• [Task data]:
——

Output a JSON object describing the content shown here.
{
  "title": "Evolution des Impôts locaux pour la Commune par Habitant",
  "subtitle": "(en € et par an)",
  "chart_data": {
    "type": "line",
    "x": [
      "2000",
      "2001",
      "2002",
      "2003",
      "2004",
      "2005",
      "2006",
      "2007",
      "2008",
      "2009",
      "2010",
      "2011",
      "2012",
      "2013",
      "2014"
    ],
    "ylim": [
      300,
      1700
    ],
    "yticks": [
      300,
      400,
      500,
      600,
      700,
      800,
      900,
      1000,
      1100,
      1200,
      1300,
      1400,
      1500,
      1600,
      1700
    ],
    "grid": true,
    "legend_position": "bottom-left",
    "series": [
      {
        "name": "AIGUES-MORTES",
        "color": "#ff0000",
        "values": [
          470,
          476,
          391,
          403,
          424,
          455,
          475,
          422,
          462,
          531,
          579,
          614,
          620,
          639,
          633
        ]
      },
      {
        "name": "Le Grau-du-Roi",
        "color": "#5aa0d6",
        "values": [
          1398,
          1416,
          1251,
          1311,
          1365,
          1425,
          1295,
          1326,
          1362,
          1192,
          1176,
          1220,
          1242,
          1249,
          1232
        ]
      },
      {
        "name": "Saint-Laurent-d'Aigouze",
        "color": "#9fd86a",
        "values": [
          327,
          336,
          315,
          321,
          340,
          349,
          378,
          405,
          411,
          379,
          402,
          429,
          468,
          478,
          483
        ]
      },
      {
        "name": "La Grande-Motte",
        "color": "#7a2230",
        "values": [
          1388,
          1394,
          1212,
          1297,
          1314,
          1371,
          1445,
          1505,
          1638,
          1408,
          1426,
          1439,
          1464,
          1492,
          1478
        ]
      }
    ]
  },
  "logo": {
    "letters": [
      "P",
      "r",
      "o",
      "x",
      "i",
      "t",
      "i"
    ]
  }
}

——

• [Problem]:
Display every line of the listing that contains the string "name".

• [Output for this task]:
        "name": "AIGUES-MORTES",
        "name": "Le Grau-du-Roi",
        "name": "Saint-Laurent-d'Aigouze",
        "name": "La Grande-Motte",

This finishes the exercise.